# GOAL:
Reproduce the listing below word for word, from its first line through the line containing "plug-icon: ⏚ xyxy=(9,405,19,417)", both included.

# DATASET ENTRIES:
----------
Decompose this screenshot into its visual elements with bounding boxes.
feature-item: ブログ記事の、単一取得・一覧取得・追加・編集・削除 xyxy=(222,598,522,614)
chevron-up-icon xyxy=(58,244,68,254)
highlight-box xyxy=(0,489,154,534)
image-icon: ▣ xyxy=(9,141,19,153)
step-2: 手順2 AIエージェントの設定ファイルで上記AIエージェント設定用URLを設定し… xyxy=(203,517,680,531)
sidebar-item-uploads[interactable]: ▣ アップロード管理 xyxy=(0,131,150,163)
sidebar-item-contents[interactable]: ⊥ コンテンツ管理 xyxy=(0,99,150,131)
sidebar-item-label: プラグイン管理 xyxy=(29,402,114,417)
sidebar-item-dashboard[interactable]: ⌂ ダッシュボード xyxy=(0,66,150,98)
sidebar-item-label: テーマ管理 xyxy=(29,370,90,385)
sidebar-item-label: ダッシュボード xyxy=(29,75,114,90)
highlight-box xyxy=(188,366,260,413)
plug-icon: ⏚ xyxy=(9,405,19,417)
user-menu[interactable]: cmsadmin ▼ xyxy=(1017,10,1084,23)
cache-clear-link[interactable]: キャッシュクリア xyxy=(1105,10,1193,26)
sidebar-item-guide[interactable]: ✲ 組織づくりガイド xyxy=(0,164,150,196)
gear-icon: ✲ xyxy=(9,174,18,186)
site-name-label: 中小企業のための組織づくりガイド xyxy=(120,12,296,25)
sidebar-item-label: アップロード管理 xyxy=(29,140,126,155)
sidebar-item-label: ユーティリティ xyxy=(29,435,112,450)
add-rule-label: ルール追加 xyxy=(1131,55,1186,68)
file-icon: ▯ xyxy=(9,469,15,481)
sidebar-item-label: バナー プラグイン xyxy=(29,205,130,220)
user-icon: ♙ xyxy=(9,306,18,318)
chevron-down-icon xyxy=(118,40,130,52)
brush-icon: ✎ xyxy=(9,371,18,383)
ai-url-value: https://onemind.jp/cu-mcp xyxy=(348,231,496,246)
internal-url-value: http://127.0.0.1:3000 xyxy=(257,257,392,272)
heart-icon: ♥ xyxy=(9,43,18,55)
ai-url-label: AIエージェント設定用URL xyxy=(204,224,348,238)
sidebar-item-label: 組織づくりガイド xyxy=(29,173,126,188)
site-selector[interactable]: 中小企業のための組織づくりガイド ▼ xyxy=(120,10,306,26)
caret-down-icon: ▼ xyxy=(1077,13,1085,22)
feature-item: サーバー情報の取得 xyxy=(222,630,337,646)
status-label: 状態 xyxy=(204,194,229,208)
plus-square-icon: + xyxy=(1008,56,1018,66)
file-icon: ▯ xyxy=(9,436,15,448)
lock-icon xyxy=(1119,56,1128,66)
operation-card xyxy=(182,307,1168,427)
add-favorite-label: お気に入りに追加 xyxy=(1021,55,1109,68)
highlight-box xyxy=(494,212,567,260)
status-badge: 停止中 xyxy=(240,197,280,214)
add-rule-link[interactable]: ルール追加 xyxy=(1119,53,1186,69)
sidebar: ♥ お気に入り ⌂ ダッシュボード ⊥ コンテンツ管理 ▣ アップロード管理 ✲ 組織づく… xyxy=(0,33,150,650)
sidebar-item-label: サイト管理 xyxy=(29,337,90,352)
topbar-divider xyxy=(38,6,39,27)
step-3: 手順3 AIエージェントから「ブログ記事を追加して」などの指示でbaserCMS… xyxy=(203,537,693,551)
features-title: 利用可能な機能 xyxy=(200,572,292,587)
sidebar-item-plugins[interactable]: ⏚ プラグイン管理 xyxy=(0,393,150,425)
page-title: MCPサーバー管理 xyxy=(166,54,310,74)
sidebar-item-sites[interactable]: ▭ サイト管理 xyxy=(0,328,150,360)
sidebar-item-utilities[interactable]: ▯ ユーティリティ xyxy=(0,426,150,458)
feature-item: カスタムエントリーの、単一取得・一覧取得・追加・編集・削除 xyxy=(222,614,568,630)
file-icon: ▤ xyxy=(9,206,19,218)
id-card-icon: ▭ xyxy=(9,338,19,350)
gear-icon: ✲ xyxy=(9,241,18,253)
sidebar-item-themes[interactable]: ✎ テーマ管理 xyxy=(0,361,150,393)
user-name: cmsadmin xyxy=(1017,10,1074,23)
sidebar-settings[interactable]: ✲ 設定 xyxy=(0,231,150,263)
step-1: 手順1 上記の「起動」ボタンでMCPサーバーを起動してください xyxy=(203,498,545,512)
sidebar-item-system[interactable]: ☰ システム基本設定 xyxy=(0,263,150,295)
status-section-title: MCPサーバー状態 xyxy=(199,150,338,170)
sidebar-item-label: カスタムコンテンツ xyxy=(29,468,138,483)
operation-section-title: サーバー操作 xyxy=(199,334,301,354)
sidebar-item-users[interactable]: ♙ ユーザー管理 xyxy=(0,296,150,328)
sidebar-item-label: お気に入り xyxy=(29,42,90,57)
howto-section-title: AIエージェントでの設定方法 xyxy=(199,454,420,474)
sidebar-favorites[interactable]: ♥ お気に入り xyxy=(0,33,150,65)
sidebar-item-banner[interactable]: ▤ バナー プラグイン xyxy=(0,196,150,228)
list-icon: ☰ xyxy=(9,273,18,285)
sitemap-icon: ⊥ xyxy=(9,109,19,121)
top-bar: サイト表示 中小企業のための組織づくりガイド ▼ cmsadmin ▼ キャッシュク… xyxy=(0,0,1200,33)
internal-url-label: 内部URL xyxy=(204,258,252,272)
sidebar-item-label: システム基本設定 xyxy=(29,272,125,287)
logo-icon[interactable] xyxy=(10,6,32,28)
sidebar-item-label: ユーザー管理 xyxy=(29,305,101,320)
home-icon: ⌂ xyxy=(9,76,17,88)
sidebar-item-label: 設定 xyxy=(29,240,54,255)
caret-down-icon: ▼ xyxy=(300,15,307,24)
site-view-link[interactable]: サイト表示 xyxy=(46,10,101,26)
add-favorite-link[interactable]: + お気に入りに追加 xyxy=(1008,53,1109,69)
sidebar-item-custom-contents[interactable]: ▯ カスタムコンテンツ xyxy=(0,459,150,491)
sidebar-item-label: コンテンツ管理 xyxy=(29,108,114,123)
----------
# ANSWER TO THIS PROBLEM:
Decompose this screenshot into its visual elements with bounding boxes.
feature-item: ブログ記事の、単一取得・一覧取得・追加・編集・削除 xyxy=(222,598,522,614)
chevron-up-icon xyxy=(58,244,68,254)
highlight-box xyxy=(0,489,154,534)
image-icon: ▣ xyxy=(9,141,19,153)
step-2: 手順2 AIエージェントの設定ファイルで上記AIエージェント設定用URLを設定し… xyxy=(203,517,680,531)
sidebar-item-uploads[interactable]: ▣ アップロード管理 xyxy=(0,131,150,163)
sidebar-item-contents[interactable]: ⊥ コンテンツ管理 xyxy=(0,99,150,131)
sidebar-item-label: プラグイン管理 xyxy=(29,402,114,417)
sidebar-item-dashboard[interactable]: ⌂ ダッシュボード xyxy=(0,66,150,98)
sidebar-item-label: テーマ管理 xyxy=(29,370,90,385)
sidebar-item-label: ダッシュボード xyxy=(29,75,114,90)
highlight-box xyxy=(188,366,260,413)
plug-icon: ⏚ xyxy=(9,405,19,417)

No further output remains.